** Start of Records to process **
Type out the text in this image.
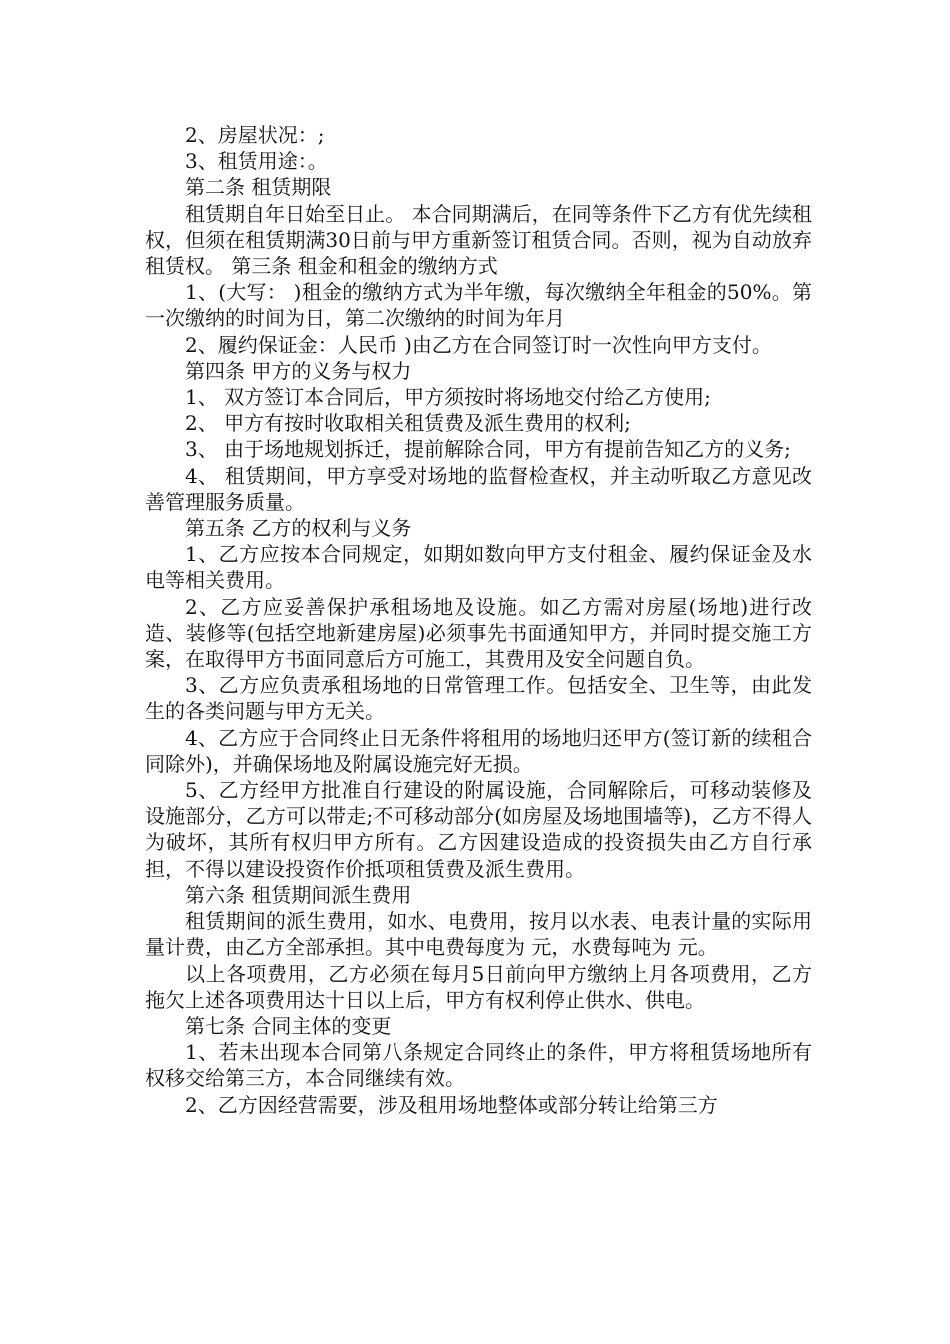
2、房屋状况：;

3、租赁用途：。

第二条 租赁期限

租赁期自年日始至日止。 本合同期满后，在同等条件下乙方有优先续租权，但须在租赁期满30日前与甲方重新签订租赁合同。否则，视为自动放弃租赁权。 第三条 租金和租金的缴纳方式

1、(大写： )租金的缴纳方式为半年缴，每次缴纳全年租金的50%。第一次缴纳的时间为日，第二次缴纳的时间为年月

2、履约保证金：人民币 )由乙方在合同签订时一次性向甲方支付。

第四条 甲方的义务与权力

1、 双方签订本合同后，甲方须按时将场地交付给乙方使用;

2、 甲方有按时收取相关租赁费及派生费用的权利;

3、 由于场地规划拆迁，提前解除合同，甲方有提前告知乙方的义务;

4、 租赁期间，甲方享受对场地的监督检查权，并主动听取乙方意见改善管理服务质量。

第五条 乙方的权利与义务

1、乙方应按本合同规定，如期如数向甲方支付租金、履约保证金及水电等相关费用。

2、乙方应妥善保护承租场地及设施。如乙方需对房屋(场地)进行改造、装修等(包括空地新建房屋)必须事先书面通知甲方，并同时提交施工方案，在取得甲方书面同意后方可施工，其费用及安全问题自负。

3、乙方应负责承租场地的日常管理工作。包括安全、卫生等，由此发生的各类问题与甲方无关。

4、乙方应于合同终止日无条件将租用的场地归还甲方(签订新的续租合同除外)，并确保场地及附属设施完好无损。

5、乙方经甲方批准自行建设的附属设施，合同解除后，可移动装修及设施部分，乙方可以带走;不可移动部分(如房屋及场地围墙等)，乙方不得人为破坏，其所有权归甲方所有。乙方因建设造成的投资损失由乙方自行承担，不得以建设投资作价抵项租赁费及派生费用。

第六条 租赁期间派生费用

租赁期间的派生费用，如水、电费用，按月以水表、电表计量的实际用量计费，由乙方全部承担。其中电费每度为 元，水费每吨为 元。

以上各项费用，乙方必须在每月5日前向甲方缴纳上月各项费用，乙方拖欠上述各项费用达十日以上后，甲方有权利停止供水、供电。

第七条 合同主体的变更

1、若未出现本合同第八条规定合同终止的条件，甲方将租赁场地所有权移交给第三方，本合同继续有效。

2、乙方因经营需要，涉及租用场地整体或部分转让给第三方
** End of Records to process **
## [What the task asks]
Restate the whole listing above exactly, please, omitting every image.

## [Exercise response]
Type out the text in this image.
2、房屋状况：;

3、租赁用途：。

第二条 租赁期限

租赁期自年日始至日止。 本合同期满后，在同等条件下乙方有优先续租权，但须在租赁期满30日前与甲方重新签订租赁合同。否则，视为自动放弃租赁权。 第三条 租金和租金的缴纳方式

1、(大写： )租金的缴纳方式为半年缴，每次缴纳全年租金的50%。第一次缴纳的时间为日，第二次缴纳的时间为年月

2、履约保证金：人民币 )由乙方在合同签订时一次性向甲方支付。

第四条 甲方的义务与权力

1、 双方签订本合同后，甲方须按时将场地交付给乙方使用;

2、 甲方有按时收取相关租赁费及派生费用的权利;

3、 由于场地规划拆迁，提前解除合同，甲方有提前告知乙方的义务;

4、 租赁期间，甲方享受对场地的监督检查权，并主动听取乙方意见改善管理服务质量。

第五条 乙方的权利与义务

1、乙方应按本合同规定，如期如数向甲方支付租金、履约保证金及水电等相关费用。

2、乙方应妥善保护承租场地及设施。如乙方需对房屋(场地)进行改造、装修等(包括空地新建房屋)必须事先书面通知甲方，并同时提交施工方案，在取得甲方书面同意后方可施工，其费用及安全问题自负。

3、乙方应负责承租场地的日常管理工作。包括安全、卫生等，由此发生的各类问题与甲方无关。

4、乙方应于合同终止日无条件将租用的场地归还甲方(签订新的续租合同除外)，并确保场地及附属设施完好无损。

5、乙方经甲方批准自行建设的附属设施，合同解除后，可移动装修及设施部分，乙方可以带走;不可移动部分(如房屋及场地围墙等)，乙方不得人为破坏，其所有权归甲方所有。乙方因建设造成的投资损失由乙方自行承担，不得以建设投资作价抵项租赁费及派生费用。

第六条 租赁期间派生费用

租赁期间的派生费用，如水、电费用，按月以水表、电表计量的实际用量计费，由乙方全部承担。其中电费每度为 元，水费每吨为 元。

以上各项费用，乙方必须在每月5日前向甲方缴纳上月各项费用，乙方拖欠上述各项费用达十日以上后，甲方有权利停止供水、供电。

第七条 合同主体的变更

1、若未出现本合同第八条规定合同终止的条件，甲方将租赁场地所有权移交给第三方，本合同继续有效。

2、乙方因经营需要，涉及租用场地整体或部分转让给第三方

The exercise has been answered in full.